▶ **To do**
Retype the listing that follows, exactly as written.

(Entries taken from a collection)
+ + + +

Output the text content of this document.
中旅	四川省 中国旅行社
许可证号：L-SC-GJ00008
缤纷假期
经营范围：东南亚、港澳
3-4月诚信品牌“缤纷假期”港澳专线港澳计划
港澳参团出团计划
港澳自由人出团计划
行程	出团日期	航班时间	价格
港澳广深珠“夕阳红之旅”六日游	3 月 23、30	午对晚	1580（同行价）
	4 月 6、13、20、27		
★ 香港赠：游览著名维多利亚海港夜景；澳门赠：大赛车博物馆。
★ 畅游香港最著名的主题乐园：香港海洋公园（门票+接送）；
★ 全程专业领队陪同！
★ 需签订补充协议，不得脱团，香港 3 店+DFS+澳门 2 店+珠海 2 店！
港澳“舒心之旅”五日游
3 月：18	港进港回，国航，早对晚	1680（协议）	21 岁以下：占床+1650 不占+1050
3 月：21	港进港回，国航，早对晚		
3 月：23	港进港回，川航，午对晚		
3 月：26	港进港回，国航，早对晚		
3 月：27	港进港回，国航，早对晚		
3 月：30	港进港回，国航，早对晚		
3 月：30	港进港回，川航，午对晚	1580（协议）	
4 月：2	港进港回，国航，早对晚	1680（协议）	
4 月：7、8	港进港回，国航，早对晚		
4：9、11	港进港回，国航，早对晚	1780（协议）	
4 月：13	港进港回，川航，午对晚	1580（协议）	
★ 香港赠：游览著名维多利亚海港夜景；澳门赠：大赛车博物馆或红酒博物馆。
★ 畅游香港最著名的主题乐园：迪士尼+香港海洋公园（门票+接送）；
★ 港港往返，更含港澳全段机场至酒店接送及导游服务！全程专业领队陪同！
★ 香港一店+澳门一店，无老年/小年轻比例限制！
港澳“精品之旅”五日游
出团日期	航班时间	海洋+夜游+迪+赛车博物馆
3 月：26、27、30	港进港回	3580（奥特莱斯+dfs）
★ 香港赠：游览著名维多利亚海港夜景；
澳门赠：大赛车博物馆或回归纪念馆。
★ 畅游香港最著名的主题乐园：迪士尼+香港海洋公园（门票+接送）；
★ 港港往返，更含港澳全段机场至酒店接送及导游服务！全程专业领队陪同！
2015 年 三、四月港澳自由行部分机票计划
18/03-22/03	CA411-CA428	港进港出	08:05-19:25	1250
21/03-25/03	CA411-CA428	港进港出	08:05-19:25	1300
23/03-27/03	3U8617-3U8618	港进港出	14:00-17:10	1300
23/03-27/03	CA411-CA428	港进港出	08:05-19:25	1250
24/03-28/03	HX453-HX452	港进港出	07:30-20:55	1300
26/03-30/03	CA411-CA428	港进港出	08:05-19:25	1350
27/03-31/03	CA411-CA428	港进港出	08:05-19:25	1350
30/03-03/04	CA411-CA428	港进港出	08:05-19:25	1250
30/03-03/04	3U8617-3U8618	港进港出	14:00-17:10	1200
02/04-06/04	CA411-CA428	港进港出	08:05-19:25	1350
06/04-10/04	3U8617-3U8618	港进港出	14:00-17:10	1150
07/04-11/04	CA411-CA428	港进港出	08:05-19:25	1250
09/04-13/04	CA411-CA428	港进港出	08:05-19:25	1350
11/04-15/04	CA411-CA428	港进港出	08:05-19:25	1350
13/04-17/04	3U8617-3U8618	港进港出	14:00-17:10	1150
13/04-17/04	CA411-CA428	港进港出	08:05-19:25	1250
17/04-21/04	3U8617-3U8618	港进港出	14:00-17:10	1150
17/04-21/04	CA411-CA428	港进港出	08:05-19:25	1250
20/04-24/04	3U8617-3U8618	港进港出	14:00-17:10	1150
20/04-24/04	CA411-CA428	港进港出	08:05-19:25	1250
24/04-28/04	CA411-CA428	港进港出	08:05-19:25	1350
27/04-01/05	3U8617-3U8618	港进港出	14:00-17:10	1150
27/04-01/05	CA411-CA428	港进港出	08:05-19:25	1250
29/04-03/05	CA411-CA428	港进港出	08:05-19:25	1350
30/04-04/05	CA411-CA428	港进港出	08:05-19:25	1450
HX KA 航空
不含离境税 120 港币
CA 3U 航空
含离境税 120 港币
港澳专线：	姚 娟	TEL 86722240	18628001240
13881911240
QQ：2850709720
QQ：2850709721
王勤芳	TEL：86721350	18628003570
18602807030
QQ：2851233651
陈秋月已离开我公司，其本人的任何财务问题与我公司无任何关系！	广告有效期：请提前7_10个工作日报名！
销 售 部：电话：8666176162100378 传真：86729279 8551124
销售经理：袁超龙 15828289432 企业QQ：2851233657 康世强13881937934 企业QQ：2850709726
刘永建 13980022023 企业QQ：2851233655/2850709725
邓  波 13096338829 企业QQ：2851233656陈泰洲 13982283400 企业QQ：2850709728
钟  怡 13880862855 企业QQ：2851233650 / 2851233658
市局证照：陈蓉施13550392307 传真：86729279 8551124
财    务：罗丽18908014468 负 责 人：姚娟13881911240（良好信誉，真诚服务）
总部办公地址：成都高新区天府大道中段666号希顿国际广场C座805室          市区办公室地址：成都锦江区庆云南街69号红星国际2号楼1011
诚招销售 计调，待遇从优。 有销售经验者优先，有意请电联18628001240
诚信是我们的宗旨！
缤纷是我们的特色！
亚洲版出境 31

+ + + +

▶ **Problem solution**
Output the text content of this document.
中旅	四川省 中国旅行社
许可证号：L-SC-GJ00008
缤纷假期
经营范围：东南亚、港澳
3-4月诚信品牌“缤纷假期”港澳专线港澳计划
港澳参团出团计划
港澳自由人出团计划
行程	出团日期	航班时间	价格
港澳广深珠“夕阳红之旅”六日游	3 月 23、30	午对晚	1580（同行价）
	4 月 6、13、20、27		
★ 香港赠：游览著名维多利亚海港夜景；澳门赠：大赛车博物馆。
★ 畅游香港最著名的主题乐园：香港海洋公园（门票+接送）；
★ 全程专业领队陪同！
★ 需签订补充协议，不得脱团，香港 3 店+DFS+澳门 2 店+珠海 2 店！
港澳“舒心之旅”五日游
3 月：18	港进港回，国航，早对晚	1680（协议）	21 岁以下：占床+1650 不占+1050
3 月：21	港进港回，国航，早对晚		
3 月：23	港进港回，川航，午对晚		
3 月：26	港进港回，国航，早对晚		
3 月：27	港进港回，国航，早对晚		
3 月：30	港进港回，国航，早对晚		
3 月：30	港进港回，川航，午对晚	1580（协议）	
4 月：2	港进港回，国航，早对晚	1680（协议）	
4 月：7、8	港进港回，国航，早对晚		
4：9、11	港进港回，国航，早对晚	1780（协议）	
4 月：13	港进港回，川航，午对晚	1580（协议）	
★ 香港赠：游览著名维多利亚海港夜景；澳门赠：大赛车博物馆或红酒博物馆。
★ 畅游香港最著名的主题乐园：迪士尼+香港海洋公园（门票+接送）；
★ 港港往返，更含港澳全段机场至酒店接送及导游服务！全程专业领队陪同！
★ 香港一店+澳门一店，无老年/小年轻比例限制！
港澳“精品之旅”五日游
出团日期	航班时间	海洋+夜游+迪+赛车博物馆
3 月：26、27、30	港进港回	3580（奥特莱斯+dfs）
★ 香港赠：游览著名维多利亚海港夜景；
澳门赠：大赛车博物馆或回归纪念馆。
★ 畅游香港最著名的主题乐园：迪士尼+香港海洋公园（门票+接送）；
★ 港港往返，更含港澳全段机场至酒店接送及导游服务！全程专业领队陪同！
2015 年 三、四月港澳自由行部分机票计划
18/03-22/03	CA411-CA428	港进港出	08:05-19:25	1250
21/03-25/03	CA411-CA428	港进港出	08:05-19:25	1300
23/03-27/03	3U8617-3U8618	港进港出	14:00-17:10	1300
23/03-27/03	CA411-CA428	港进港出	08:05-19:25	1250
24/03-28/03	HX453-HX452	港进港出	07:30-20:55	1300
26/03-30/03	CA411-CA428	港进港出	08:05-19:25	1350
27/03-31/03	CA411-CA428	港进港出	08:05-19:25	1350
30/03-03/04	CA411-CA428	港进港出	08:05-19:25	1250
30/03-03/04	3U8617-3U8618	港进港出	14:00-17:10	1200
02/04-06/04	CA411-CA428	港进港出	08:05-19:25	1350
06/04-10/04	3U8617-3U8618	港进港出	14:00-17:10	1150
07/04-11/04	CA411-CA428	港进港出	08:05-19:25	1250
09/04-13/04	CA411-CA428	港进港出	08:05-19:25	1350
11/04-15/04	CA411-CA428	港进港出	08:05-19:25	1350
13/04-17/04	3U8617-3U8618	港进港出	14:00-17:10	1150
13/04-17/04	CA411-CA428	港进港出	08:05-19:25	1250
17/04-21/04	3U8617-3U8618	港进港出	14:00-17:10	1150
17/04-21/04	CA411-CA428	港进港出	08:05-19:25	1250
20/04-24/04	3U8617-3U8618	港进港出	14:00-17:10	1150
20/04-24/04	CA411-CA428	港进港出	08:05-19:25	1250
24/04-28/04	CA411-CA428	港进港出	08:05-19:25	1350
27/04-01/05	3U8617-3U8618	港进港出	14:00-17:10	1150
27/04-01/05	CA411-CA428	港进港出	08:05-19:25	1250
29/04-03/05	CA411-CA428	港进港出	08:05-19:25	1350
30/04-04/05	CA411-CA428	港进港出	08:05-19:25	1450
HX KA 航空
不含离境税 120 港币
CA 3U 航空
含离境税 120 港币
港澳专线：	姚 娟	TEL 86722240	18628001240
13881911240
QQ：2850709720
QQ：2850709721
王勤芳	TEL：86721350	18628003570
18602807030
QQ：2851233651
陈秋月已离开我公司，其本人的任何财务问题与我公司无任何关系！	广告有效期：请提前7_10个工作日报名！
销 售 部：电话：8666176162100378 传真：86729279 8551124
销售经理：袁超龙 15828289432 企业QQ：2851233657 康世强13881937934 企业QQ：2850709726
刘永建 13980022023 企业QQ：2851233655/2850709725
邓  波 13096338829 企业QQ：2851233656陈泰洲 13982283400 企业QQ：2850709728
钟  怡 13880862855 企业QQ：2851233650 / 2851233658
市局证照：陈蓉施13550392307 传真：86729279 8551124
财    务：罗丽18908014468 负 责 人：姚娟13881911240（良好信誉，真诚服务）
总部办公地址：成都高新区天府大道中段666号希顿国际广场C座805室          市区办公室地址：成都锦江区庆云南街69号红星国际2号楼1011
诚招销售 计调，待遇从优。 有销售经验者优先，有意请电联18628001240
诚信是我们的宗旨！
缤纷是我们的特色！
亚洲版出境 31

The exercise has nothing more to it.